** start DATA FOR THE TASK **

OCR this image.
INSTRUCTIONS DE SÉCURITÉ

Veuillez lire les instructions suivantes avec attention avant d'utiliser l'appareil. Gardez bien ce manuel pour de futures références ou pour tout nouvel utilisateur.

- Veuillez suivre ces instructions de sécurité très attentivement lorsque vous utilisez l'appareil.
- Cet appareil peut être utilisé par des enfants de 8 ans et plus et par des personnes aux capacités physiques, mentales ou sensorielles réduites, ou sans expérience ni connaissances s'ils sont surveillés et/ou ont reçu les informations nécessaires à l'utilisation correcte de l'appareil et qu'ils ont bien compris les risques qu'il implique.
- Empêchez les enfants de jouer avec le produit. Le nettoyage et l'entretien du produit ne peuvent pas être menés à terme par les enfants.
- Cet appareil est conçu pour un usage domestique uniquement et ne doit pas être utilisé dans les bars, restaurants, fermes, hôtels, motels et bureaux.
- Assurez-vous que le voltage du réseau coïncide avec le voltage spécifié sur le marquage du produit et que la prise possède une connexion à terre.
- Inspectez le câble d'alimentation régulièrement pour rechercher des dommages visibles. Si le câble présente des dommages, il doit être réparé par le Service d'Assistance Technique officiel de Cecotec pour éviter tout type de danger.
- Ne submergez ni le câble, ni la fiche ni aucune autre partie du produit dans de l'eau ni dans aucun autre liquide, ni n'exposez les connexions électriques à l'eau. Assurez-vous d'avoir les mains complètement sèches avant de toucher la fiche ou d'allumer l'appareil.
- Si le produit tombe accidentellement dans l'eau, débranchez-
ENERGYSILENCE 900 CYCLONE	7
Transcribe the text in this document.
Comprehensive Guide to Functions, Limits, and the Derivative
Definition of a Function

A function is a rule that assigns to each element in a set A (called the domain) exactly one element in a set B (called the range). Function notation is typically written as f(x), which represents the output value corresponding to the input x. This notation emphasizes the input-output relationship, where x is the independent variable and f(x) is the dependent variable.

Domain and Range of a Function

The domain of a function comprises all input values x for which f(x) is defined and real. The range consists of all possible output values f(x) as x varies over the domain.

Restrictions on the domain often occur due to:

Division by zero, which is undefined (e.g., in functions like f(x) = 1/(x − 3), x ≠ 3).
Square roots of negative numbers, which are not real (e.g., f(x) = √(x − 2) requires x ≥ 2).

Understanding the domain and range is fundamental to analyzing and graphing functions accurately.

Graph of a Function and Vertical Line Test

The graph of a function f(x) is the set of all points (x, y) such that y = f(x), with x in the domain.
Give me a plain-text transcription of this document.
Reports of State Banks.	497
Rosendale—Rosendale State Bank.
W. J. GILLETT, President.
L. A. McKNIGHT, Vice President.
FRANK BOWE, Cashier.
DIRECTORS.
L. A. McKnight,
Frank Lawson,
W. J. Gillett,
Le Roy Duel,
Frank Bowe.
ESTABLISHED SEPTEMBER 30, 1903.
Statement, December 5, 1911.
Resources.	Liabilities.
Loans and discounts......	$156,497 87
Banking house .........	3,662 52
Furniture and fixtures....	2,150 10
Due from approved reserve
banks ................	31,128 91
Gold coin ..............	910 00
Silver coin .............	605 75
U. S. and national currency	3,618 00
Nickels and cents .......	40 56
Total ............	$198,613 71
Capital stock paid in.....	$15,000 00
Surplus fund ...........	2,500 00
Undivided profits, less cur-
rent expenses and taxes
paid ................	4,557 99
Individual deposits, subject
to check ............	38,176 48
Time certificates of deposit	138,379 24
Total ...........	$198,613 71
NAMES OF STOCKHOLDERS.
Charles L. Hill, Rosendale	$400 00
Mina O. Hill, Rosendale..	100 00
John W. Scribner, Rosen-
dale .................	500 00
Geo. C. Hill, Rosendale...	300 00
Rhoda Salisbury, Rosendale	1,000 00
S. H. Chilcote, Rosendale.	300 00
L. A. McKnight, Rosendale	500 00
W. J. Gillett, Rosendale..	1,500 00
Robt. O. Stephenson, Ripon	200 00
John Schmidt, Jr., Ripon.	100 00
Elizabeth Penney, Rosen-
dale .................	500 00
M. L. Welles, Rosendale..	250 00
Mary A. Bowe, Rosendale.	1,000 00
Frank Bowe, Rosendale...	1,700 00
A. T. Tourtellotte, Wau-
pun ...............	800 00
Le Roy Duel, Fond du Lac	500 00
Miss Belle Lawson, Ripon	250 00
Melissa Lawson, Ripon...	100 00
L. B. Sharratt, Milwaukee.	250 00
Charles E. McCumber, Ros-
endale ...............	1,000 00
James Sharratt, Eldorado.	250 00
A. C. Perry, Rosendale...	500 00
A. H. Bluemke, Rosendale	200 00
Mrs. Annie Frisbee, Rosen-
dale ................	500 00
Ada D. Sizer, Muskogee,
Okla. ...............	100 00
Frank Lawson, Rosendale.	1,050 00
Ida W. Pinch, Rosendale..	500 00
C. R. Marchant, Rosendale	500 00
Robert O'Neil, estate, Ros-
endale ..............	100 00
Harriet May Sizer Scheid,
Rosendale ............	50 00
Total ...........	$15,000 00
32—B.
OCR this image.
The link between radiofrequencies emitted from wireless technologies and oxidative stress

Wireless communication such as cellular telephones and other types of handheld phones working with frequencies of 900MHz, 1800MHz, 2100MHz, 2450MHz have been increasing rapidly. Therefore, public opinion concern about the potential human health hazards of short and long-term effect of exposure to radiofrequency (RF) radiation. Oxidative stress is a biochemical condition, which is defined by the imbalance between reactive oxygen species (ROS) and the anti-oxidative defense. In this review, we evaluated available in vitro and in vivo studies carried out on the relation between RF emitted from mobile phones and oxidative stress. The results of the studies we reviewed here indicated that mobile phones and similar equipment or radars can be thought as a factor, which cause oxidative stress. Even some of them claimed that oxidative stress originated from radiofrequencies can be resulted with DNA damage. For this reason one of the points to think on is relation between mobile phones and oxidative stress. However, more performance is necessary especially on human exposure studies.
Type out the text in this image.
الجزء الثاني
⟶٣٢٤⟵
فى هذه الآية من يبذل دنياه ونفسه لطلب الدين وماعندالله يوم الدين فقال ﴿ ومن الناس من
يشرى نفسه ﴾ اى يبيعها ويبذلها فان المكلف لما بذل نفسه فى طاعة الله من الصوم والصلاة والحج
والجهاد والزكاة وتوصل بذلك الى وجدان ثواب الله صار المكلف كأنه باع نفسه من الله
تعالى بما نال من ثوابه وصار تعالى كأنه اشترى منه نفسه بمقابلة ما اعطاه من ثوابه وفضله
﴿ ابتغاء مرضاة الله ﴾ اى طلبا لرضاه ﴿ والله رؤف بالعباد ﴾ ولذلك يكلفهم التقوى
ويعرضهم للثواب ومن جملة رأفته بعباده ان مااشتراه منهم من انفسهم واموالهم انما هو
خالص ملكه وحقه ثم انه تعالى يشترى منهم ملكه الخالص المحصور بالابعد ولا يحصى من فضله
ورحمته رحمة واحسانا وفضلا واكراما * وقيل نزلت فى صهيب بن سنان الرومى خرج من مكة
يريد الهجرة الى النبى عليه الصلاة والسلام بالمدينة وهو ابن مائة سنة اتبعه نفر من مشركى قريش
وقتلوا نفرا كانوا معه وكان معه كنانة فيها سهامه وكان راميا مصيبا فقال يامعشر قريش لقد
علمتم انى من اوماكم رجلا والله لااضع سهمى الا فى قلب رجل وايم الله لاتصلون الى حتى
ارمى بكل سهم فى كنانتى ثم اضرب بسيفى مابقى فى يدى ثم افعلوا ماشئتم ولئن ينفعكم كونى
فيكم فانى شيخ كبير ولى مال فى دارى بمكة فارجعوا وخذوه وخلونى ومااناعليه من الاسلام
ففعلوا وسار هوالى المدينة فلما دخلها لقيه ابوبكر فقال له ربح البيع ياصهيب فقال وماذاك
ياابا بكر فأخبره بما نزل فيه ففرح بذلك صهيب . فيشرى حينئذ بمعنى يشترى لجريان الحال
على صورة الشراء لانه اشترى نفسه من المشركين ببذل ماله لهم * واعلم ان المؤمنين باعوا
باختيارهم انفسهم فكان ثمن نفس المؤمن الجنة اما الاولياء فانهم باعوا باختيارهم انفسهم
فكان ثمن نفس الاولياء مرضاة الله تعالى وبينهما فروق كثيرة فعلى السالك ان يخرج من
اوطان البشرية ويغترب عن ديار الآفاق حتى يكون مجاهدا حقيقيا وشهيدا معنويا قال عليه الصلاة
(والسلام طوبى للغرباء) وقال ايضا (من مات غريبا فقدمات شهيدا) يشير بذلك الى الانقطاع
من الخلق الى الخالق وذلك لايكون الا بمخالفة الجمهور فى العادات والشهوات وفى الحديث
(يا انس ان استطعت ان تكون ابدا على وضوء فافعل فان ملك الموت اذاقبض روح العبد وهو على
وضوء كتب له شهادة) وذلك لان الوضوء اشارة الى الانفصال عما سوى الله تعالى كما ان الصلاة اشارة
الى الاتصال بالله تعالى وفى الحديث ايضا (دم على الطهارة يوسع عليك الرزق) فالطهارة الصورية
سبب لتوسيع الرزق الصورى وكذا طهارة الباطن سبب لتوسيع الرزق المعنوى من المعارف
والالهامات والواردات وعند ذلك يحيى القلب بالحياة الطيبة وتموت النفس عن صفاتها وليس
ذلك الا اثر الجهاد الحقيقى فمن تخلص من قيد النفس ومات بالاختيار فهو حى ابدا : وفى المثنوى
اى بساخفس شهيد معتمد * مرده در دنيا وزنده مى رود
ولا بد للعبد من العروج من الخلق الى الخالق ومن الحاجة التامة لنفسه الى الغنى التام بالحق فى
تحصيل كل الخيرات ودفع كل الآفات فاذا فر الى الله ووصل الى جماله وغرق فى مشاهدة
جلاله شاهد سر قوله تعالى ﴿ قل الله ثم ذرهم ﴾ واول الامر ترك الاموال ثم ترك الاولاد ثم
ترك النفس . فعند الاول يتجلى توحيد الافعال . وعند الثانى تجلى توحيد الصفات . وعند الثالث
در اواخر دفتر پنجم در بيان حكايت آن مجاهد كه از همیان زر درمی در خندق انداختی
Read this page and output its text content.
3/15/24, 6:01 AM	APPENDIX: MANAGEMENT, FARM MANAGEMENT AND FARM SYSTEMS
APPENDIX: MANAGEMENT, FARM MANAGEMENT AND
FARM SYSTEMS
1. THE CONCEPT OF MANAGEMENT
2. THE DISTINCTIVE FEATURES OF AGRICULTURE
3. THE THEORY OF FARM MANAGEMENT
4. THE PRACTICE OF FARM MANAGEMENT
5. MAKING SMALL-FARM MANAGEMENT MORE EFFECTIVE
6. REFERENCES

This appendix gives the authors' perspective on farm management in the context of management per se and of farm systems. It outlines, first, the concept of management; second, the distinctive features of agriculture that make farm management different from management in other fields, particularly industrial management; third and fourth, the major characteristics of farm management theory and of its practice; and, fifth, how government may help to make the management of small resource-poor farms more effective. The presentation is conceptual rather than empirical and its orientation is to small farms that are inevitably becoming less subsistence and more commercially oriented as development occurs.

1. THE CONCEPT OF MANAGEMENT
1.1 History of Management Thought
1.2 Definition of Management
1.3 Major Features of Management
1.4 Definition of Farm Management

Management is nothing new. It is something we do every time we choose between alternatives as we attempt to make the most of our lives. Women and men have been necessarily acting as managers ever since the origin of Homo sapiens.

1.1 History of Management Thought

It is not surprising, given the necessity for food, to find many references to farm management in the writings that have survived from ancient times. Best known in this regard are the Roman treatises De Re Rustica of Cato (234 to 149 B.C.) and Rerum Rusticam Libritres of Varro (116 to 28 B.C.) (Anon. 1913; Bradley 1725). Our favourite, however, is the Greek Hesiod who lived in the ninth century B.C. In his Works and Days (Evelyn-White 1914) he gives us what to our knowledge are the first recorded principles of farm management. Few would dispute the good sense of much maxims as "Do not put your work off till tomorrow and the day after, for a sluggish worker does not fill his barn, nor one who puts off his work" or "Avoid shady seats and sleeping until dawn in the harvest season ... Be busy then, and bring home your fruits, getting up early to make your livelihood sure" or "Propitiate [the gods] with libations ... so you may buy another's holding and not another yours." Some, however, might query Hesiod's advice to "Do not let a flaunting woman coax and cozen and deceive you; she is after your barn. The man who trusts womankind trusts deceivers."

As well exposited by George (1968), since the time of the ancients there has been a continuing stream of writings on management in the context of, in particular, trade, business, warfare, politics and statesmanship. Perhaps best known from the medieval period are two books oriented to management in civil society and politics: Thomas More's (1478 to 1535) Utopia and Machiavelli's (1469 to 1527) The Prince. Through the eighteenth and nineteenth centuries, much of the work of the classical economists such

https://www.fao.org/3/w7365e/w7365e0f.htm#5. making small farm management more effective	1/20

** end DATA FOR THE TASK **

__THE PROBLEM__. From the listing above, return each line with the word "since".

__TASK SOLUTION__.
Management is nothing new. It is something we do every time we choose between alternatives as we attempt to make the most of our lives. Women and men have been necessarily acting as managers ever since the origin of Homo sapiens.
As well exposited by George (1968), since the time of the ancients there has been a continuing stream of writings on management in the context of, in particular, trade, business, warfare, politics and statesmanship. Perhaps best known from the medieval period are two books oriented to management in civil society and politics: Thomas More's (1478 to 1535) Utopia and Machiavelli's (1469 to 1527) The Prince. Through the eighteenth and nineteenth centuries, much of the work of the classical economists such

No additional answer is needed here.